Comb the records below for the string "Check" and copy each line where it turns up.

>> Start Records shown

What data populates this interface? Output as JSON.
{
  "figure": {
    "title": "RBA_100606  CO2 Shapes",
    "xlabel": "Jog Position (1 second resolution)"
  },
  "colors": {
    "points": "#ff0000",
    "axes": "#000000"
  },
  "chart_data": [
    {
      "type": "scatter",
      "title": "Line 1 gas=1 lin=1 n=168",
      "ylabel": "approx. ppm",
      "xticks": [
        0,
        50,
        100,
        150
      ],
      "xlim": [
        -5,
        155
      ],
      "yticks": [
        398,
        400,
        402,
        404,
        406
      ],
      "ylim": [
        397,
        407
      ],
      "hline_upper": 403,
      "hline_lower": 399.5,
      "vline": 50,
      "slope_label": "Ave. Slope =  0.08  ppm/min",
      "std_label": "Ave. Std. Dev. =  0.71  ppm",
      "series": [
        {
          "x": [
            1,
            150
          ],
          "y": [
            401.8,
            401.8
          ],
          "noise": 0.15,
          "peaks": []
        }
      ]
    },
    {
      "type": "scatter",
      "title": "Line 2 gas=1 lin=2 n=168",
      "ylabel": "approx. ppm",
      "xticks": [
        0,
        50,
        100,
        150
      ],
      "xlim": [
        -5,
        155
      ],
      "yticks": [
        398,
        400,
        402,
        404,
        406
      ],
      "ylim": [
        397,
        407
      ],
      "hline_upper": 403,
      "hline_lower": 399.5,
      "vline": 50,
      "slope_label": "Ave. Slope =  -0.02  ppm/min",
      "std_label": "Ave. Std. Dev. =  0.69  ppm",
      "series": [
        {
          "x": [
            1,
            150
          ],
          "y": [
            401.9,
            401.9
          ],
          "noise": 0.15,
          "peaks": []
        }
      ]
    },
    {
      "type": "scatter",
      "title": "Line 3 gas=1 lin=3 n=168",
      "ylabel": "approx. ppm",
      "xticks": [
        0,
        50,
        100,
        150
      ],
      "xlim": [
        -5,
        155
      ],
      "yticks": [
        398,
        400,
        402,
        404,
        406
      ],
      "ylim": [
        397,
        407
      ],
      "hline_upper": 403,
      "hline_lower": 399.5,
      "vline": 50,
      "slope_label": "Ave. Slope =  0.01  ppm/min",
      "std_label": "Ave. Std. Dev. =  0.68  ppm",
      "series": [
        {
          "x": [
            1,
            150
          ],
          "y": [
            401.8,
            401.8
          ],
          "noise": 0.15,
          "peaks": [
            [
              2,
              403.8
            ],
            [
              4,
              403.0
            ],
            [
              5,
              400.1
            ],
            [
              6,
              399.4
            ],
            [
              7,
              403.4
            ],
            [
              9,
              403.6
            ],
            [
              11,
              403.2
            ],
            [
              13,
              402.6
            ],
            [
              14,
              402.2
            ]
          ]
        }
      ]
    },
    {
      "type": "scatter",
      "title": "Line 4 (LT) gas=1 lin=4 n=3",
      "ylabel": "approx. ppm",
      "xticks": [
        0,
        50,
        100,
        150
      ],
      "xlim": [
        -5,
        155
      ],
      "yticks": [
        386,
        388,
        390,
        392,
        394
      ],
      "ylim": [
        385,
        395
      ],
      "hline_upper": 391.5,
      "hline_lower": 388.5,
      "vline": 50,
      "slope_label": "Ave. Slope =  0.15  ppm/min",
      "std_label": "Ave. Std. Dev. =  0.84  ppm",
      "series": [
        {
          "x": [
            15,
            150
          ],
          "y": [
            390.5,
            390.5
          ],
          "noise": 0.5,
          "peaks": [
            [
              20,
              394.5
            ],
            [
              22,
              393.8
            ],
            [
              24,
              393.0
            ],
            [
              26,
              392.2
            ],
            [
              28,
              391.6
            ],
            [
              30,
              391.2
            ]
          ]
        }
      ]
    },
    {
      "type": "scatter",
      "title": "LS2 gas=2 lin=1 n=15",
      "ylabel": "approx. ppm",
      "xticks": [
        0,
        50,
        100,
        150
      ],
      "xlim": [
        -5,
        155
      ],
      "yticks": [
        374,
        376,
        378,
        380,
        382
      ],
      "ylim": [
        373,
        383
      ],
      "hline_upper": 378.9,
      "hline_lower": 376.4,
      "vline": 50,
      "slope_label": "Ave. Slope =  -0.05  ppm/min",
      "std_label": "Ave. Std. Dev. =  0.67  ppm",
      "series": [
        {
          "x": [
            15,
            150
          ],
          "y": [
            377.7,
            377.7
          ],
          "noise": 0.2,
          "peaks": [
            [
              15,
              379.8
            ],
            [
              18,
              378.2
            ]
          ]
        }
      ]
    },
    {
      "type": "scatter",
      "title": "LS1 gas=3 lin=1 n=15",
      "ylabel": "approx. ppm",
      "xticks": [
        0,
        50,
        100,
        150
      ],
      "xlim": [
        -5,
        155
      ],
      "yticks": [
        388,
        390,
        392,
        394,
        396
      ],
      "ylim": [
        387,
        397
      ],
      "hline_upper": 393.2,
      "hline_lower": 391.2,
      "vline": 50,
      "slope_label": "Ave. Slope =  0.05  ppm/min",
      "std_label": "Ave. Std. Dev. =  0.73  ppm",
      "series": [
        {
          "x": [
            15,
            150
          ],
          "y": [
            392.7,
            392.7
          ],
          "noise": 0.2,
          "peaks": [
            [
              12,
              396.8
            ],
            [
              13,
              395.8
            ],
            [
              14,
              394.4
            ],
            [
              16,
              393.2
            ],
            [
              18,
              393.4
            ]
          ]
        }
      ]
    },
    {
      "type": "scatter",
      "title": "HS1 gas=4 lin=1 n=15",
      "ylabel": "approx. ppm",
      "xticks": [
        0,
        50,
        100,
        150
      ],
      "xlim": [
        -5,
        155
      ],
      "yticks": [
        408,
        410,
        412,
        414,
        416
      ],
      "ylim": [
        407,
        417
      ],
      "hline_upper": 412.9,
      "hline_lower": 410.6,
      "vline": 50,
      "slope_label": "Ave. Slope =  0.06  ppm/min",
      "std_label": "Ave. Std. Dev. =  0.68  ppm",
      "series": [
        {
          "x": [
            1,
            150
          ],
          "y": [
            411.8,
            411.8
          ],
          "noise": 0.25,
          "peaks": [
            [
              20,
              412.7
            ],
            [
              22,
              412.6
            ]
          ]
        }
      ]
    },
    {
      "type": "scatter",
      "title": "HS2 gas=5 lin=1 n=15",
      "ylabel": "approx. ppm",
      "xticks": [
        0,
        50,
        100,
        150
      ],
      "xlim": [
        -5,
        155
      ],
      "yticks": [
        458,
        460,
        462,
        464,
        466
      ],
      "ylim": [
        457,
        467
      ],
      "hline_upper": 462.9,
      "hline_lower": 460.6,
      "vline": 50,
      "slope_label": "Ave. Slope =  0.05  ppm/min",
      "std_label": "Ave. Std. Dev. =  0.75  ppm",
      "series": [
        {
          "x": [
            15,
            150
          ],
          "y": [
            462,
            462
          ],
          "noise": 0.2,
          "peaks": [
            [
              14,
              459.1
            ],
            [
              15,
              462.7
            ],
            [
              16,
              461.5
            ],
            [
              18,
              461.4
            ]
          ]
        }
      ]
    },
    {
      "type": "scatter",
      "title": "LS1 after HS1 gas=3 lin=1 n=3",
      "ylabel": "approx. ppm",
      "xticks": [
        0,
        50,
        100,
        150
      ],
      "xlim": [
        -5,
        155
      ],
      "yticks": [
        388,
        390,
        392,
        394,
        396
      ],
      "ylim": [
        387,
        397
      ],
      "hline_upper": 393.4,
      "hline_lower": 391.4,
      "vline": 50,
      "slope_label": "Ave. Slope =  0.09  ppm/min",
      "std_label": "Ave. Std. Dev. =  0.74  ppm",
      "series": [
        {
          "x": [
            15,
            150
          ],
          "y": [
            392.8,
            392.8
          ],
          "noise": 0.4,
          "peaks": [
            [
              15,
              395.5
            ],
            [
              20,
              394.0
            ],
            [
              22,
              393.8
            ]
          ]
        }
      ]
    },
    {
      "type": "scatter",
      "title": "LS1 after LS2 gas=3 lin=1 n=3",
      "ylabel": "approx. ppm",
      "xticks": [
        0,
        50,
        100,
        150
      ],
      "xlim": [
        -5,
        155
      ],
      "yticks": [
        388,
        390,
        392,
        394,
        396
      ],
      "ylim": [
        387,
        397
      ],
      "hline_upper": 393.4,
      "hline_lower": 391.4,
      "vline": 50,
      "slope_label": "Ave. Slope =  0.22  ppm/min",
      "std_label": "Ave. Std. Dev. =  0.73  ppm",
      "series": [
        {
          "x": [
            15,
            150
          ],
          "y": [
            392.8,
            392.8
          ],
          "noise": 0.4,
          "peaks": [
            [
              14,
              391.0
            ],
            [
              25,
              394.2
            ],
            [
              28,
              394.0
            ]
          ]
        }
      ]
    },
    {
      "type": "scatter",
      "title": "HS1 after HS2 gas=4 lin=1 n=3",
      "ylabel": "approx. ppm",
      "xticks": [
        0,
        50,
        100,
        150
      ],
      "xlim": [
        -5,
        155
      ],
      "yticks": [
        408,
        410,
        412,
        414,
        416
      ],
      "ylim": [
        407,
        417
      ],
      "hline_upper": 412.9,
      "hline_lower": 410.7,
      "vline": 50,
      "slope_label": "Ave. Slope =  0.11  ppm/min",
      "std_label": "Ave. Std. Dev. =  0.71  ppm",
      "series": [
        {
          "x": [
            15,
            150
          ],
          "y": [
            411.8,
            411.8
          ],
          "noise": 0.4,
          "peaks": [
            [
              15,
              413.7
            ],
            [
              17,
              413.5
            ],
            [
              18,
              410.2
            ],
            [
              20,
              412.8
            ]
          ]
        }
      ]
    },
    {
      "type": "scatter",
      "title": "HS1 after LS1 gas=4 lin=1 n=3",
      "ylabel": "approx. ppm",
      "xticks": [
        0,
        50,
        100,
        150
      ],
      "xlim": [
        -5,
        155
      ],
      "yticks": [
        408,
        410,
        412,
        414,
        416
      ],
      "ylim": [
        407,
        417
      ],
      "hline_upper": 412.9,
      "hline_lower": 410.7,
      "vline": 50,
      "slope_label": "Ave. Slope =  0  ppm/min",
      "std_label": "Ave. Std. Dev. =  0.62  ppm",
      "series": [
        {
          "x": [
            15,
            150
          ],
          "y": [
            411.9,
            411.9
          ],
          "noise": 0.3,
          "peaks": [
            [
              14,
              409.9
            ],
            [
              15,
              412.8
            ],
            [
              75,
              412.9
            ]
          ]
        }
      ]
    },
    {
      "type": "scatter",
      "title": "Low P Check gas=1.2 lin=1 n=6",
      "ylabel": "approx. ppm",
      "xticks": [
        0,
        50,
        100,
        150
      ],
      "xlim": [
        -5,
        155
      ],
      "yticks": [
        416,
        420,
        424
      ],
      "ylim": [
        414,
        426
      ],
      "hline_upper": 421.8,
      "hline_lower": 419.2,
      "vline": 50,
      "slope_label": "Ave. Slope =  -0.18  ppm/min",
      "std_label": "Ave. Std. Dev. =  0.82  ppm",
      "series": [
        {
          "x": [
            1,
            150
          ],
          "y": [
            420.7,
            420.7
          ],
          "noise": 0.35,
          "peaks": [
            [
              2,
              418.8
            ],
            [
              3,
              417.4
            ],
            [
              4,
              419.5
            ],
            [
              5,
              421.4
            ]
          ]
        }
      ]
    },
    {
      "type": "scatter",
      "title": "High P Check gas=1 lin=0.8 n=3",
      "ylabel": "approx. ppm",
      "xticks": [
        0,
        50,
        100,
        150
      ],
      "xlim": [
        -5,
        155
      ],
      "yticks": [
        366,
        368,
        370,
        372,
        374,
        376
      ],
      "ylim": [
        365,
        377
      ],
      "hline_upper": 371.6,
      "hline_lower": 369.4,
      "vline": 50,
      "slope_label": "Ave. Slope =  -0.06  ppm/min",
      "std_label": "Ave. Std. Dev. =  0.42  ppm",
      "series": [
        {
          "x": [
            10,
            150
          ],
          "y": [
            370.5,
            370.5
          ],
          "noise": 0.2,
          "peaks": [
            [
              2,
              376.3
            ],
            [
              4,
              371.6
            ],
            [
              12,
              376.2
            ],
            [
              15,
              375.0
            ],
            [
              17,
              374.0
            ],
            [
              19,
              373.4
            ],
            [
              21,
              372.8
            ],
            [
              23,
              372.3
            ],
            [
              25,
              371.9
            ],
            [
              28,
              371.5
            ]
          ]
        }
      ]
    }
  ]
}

>> End Records shown

**Exercise result**
      "title": "Low P Check gas=1.2 lin=1 n=6",
      "title": "High P Check gas=1 lin=0.8 n=3",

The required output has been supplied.